Records supplied:
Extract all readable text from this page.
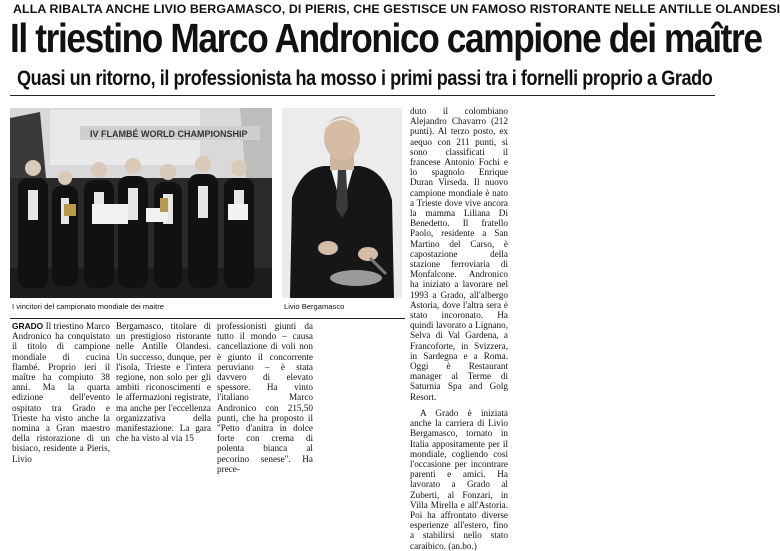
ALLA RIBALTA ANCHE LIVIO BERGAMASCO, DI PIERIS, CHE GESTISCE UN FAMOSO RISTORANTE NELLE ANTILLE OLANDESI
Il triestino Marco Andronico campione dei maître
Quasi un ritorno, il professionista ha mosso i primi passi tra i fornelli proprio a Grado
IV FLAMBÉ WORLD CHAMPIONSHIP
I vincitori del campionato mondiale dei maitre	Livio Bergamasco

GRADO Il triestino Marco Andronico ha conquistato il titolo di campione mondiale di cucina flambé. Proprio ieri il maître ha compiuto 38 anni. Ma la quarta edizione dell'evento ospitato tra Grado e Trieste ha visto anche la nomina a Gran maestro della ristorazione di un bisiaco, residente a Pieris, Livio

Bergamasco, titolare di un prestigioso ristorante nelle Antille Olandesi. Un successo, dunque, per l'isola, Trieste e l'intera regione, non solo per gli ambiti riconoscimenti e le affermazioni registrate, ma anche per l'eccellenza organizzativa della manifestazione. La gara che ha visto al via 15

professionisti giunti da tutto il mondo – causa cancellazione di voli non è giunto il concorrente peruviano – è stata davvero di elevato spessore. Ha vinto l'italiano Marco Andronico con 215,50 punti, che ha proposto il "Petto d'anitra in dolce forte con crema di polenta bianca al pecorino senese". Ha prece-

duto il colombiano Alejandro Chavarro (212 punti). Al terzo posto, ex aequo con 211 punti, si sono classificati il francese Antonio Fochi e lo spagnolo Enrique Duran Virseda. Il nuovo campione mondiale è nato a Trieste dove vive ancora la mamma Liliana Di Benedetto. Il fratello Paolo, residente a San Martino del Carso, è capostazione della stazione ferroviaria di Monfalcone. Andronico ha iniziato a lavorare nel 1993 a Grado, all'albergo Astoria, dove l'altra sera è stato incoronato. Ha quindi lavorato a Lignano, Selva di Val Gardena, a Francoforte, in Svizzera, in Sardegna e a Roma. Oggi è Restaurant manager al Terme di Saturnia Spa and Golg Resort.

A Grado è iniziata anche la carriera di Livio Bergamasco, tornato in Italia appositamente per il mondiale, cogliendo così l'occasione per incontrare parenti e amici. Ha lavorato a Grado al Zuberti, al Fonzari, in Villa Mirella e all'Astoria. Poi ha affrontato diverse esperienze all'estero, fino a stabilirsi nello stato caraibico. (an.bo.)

--

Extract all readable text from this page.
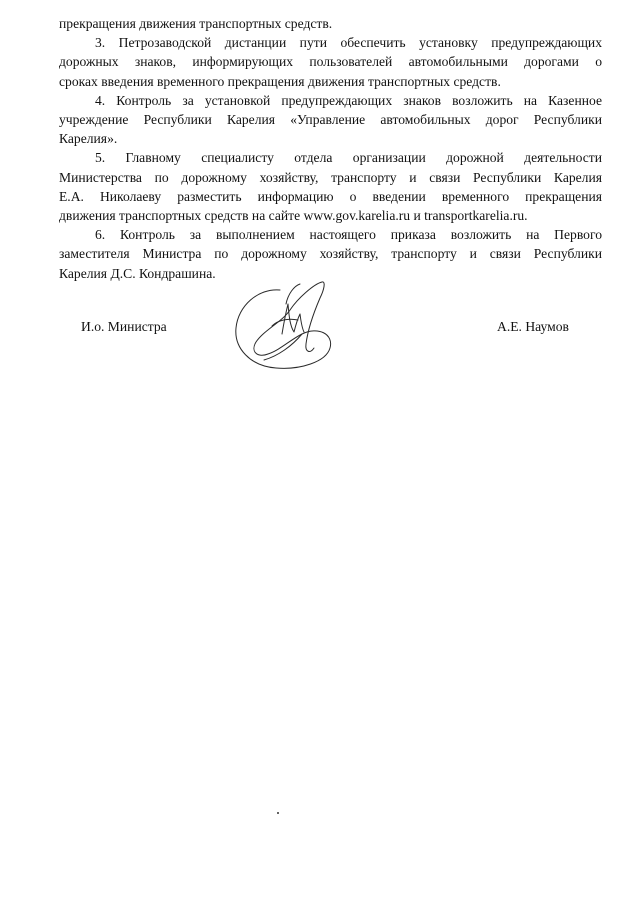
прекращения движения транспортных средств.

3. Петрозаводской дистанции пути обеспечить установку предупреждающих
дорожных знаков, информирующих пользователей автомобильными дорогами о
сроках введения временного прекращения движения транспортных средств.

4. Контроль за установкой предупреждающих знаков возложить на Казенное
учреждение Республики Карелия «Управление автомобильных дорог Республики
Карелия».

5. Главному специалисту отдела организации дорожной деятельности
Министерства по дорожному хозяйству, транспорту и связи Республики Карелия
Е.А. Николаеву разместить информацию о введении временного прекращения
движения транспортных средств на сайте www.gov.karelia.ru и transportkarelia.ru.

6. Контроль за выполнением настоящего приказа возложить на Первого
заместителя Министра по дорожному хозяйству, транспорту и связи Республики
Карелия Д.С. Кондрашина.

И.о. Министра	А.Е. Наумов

Directions: Find out how many lines in the listing contain the string "знаков". Give the number alone.

Solved problem: 2